ALEKSEYVADIMOVICH: Of course we’ll help out. There are over 300 users online right now and we’ll put the money together quickly.

KAMAZ222: Dagestan supports you. Tell me where to send the money.

A long-haul trucker during a protest rally against the Plato system. Gorki Highway, Noginsk District, Moscow Region. Photo courtesy of Ramil Sitdikov/RIA Novosti

1111: Fellows, what’s happening with you all in Dagestan? Is it true the riot cops want to put the squeeze on you? If that’s the way it is, I suggest humping it down there to support the guys.

FRTD: We could do that, but they won’t let us through if we drive in a convoy. We need to think about what to do without setting ourselves up.

Virtually no outside talk is permitted on the Zello channel. Anyone who is suspected of being a provocateur is immediately blocked. The strikers also use the social networks WhatsApp and Facebook.

“Within a year and a half, we have managed to rally an insane number of people around our flag. By and large, the alliance jelled on a professional basis,” says Bazhutin. “Communicating through social networks has really helped us. The guys even knew better than I did what was happened when I arrested. I didn’t know the police were going to release me, but they already knew.”

SUPPLIED DATA ▸
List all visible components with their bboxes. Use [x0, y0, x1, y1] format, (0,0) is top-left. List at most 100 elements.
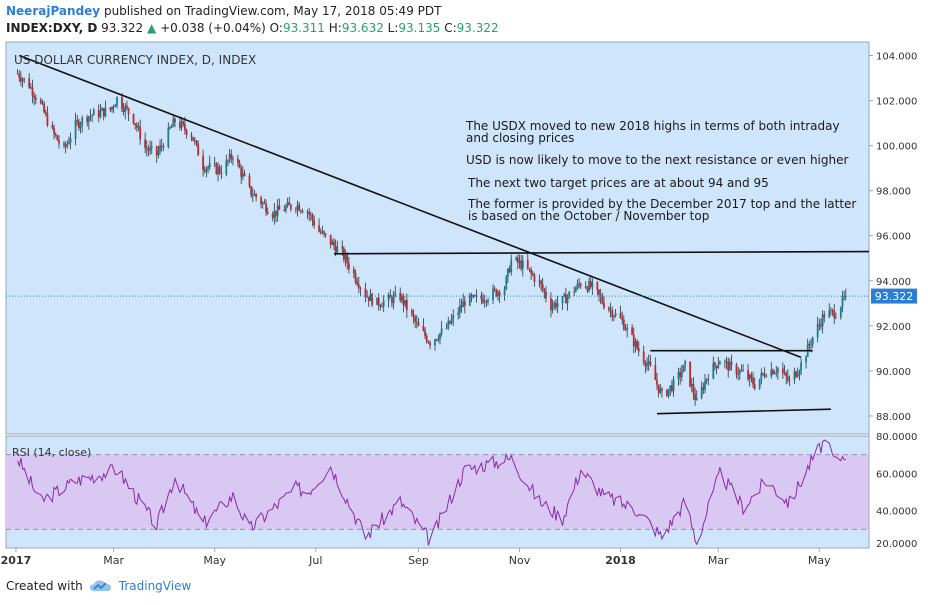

TASKS ▸
a - Condense the paragraph of the truckers' protest passage that begins "Virtually no outside talk" into a short bulleted list that keeps its main facts.
b - In the truckers' protest passage, reproduce the text between "KAMAZ222: Dagestan supports you." and "setting ourselves up.", inclusive, substituting "Tatarstan" for "Dagestan".

SOLUTIONS ▸
a -
- Outside talk is almost entirely banned on the Zello channel.
- Anyone suspected of being a provocateur is blocked right away.
- The strikers also communicate through WhatsApp and Facebook.

b -
KAMAZ222: Tatarstan supports you. Tell me where to send the money.

A long-haul trucker during a protest rally against the Plato system. Gorki Highway, Noginsk District, Moscow Region. Photo courtesy of Ramil Sitdikov/RIA Novosti

1111: Fellows, what’s happening with you all in Tatarstan? Is it true the riot cops want to put the squeeze on you? If that’s the way it is, I suggest humping it down there to support the guys.

FRTD: We could do that, but they won’t let us through if we drive in a convoy. We need to think about what to do without setting ourselves up.